• What the task requires
Examine the material below. Gather every line in which the string "Iteración" appears.

(Data items)
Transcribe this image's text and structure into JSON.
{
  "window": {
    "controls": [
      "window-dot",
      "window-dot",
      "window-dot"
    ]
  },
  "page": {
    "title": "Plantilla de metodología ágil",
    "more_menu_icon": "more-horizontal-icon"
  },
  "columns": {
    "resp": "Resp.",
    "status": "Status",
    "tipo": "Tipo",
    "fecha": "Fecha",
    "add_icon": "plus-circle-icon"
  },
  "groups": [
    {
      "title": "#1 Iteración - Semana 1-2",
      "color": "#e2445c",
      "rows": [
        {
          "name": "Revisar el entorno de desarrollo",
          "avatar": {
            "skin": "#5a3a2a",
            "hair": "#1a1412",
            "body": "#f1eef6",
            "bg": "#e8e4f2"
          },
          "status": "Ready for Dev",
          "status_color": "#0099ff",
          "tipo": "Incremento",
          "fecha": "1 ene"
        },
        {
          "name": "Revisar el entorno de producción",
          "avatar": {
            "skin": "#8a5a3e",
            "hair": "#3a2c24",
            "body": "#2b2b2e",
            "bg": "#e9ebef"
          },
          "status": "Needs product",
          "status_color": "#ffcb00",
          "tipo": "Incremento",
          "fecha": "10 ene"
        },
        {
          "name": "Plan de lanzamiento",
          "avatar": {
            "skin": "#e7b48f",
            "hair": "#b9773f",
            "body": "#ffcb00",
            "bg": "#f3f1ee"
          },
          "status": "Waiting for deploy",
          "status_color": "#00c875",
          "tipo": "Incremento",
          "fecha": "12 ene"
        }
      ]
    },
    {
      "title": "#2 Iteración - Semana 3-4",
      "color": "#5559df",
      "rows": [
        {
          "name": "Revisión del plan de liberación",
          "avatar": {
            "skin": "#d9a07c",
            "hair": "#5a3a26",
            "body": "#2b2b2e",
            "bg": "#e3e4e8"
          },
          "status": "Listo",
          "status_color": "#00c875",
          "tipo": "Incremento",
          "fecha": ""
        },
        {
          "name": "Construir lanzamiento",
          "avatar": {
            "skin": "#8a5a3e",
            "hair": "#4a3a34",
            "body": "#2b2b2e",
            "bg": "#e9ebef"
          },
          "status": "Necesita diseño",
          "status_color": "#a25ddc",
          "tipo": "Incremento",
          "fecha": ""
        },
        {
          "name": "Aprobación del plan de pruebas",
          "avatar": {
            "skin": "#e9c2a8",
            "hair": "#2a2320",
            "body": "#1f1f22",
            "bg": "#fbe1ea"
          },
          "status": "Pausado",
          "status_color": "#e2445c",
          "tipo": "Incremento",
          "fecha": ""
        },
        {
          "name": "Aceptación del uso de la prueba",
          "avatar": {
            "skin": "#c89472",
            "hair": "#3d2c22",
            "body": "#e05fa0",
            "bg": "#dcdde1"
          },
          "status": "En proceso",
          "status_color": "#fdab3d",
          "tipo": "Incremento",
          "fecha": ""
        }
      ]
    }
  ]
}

• Output below
      "title": "#1 Iteración - Semana 1-2",
      "title": "#2 Iteración - Semana 3-4",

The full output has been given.